▸ Instruction: Look through the data below and count each line where the word "posiadasz" appears. Reply with the count alone.

Dataset items:

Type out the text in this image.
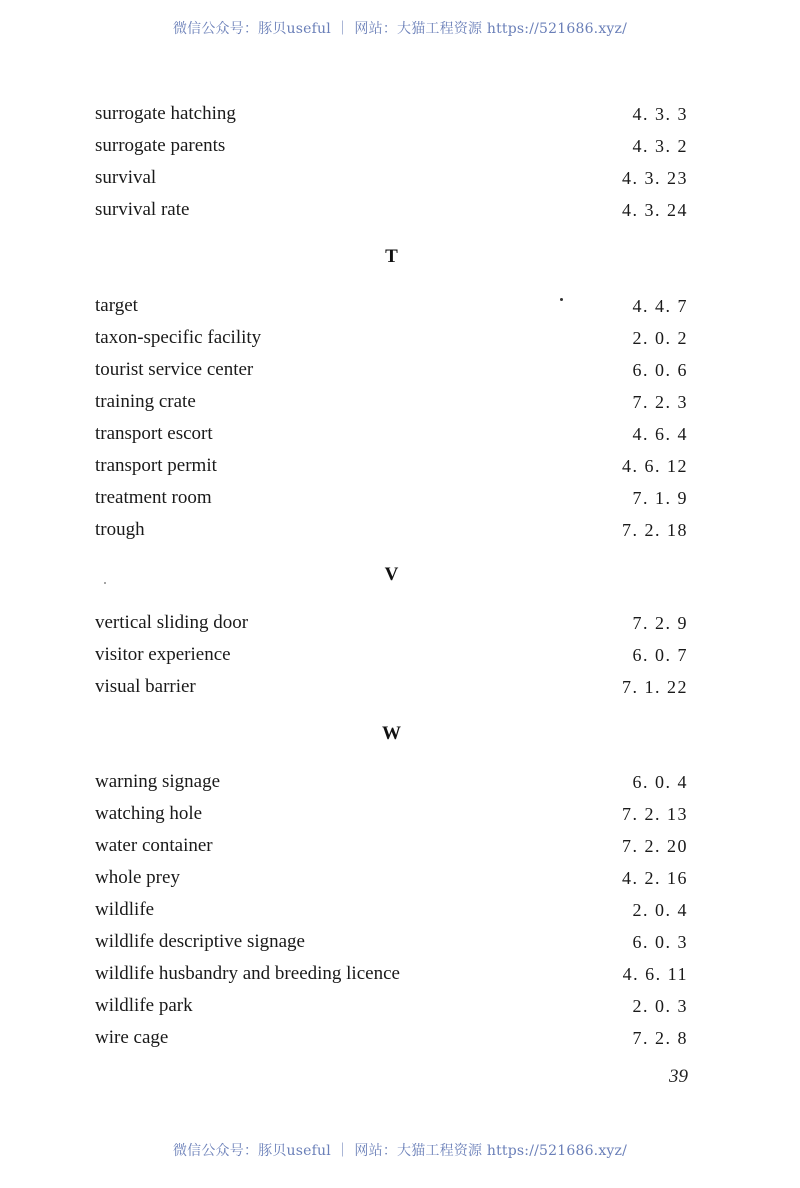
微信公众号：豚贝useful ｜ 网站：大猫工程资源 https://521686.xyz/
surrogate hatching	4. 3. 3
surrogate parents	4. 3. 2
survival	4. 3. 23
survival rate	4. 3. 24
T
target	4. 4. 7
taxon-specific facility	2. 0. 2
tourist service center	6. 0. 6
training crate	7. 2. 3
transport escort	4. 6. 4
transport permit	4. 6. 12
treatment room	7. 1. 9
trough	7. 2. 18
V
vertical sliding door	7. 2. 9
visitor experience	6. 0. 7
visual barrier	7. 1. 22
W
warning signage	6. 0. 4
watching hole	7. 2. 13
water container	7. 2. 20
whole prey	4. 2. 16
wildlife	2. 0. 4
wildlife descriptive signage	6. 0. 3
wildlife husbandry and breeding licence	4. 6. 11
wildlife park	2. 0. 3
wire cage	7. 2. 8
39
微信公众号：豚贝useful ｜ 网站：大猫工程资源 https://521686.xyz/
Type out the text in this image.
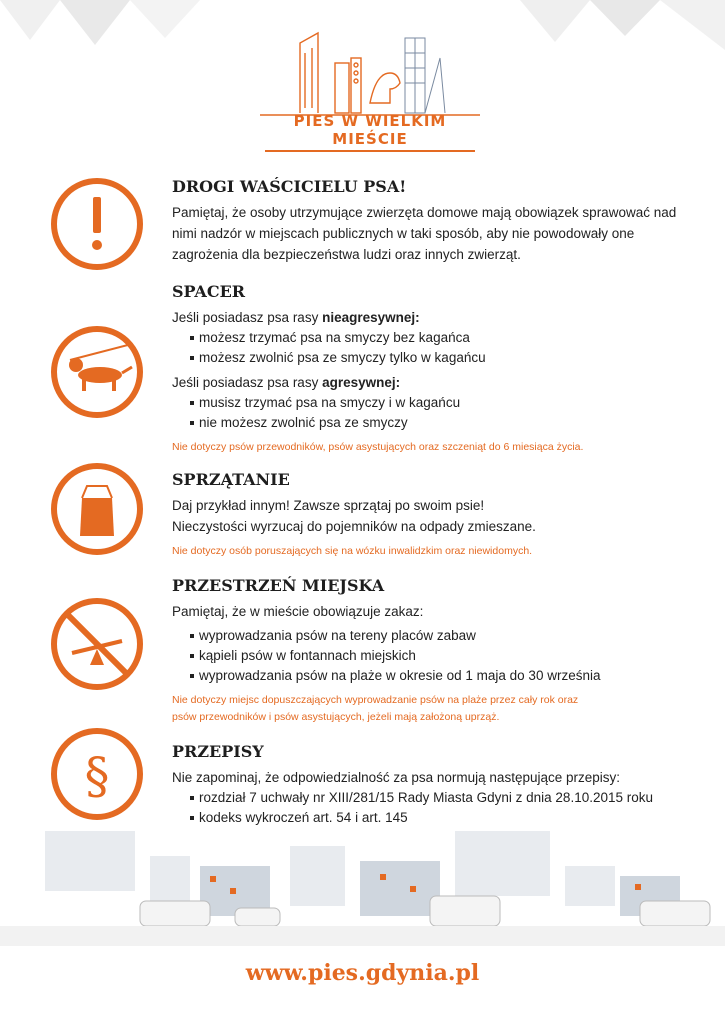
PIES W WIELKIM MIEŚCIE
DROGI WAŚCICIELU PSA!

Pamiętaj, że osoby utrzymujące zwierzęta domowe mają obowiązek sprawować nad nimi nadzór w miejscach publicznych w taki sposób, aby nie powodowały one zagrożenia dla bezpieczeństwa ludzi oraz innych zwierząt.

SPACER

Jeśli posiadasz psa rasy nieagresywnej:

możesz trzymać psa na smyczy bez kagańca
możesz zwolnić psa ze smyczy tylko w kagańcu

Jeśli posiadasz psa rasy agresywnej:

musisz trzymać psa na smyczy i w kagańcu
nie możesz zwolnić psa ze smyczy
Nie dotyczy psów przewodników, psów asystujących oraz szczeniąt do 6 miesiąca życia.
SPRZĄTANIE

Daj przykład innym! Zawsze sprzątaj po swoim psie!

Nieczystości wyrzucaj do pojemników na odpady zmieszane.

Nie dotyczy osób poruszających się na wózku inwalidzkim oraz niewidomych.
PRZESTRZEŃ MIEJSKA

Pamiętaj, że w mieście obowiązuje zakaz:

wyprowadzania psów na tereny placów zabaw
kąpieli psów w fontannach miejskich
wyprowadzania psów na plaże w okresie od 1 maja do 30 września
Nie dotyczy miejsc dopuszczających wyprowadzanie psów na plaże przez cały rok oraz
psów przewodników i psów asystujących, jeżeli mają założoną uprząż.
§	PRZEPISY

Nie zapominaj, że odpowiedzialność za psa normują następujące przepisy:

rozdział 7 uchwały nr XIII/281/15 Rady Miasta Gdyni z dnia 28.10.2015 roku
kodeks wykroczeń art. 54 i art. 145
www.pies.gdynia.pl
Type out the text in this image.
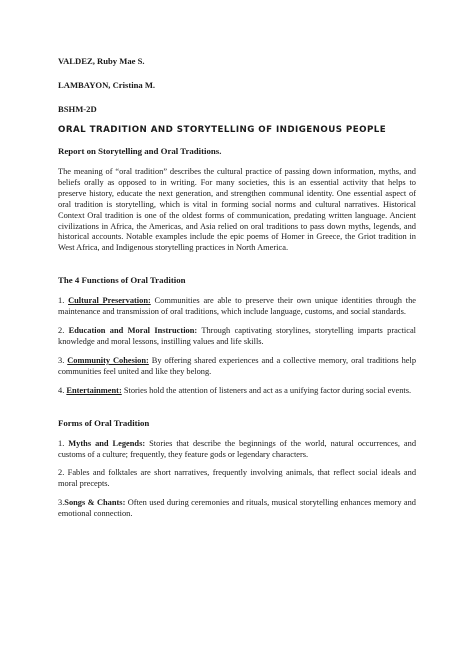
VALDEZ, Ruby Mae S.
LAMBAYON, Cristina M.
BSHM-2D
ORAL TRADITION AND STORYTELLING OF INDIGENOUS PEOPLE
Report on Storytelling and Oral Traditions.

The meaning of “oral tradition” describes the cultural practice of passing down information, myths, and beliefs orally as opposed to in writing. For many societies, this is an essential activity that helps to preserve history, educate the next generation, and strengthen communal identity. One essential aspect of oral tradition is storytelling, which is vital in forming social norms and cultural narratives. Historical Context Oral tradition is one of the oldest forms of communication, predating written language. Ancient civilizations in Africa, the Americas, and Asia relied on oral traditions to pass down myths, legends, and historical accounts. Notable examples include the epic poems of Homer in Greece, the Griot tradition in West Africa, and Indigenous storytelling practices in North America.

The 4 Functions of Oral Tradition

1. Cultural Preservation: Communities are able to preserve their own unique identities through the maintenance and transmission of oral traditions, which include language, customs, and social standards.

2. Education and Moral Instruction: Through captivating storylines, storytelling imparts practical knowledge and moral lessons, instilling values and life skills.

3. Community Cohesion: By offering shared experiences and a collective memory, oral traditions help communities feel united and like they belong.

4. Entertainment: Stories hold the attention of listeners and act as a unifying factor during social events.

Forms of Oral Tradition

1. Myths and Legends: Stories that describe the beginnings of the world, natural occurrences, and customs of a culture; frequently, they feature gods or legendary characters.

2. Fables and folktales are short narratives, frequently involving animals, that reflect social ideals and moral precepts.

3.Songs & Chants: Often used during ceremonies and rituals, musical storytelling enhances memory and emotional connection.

▸ Worked solution: 2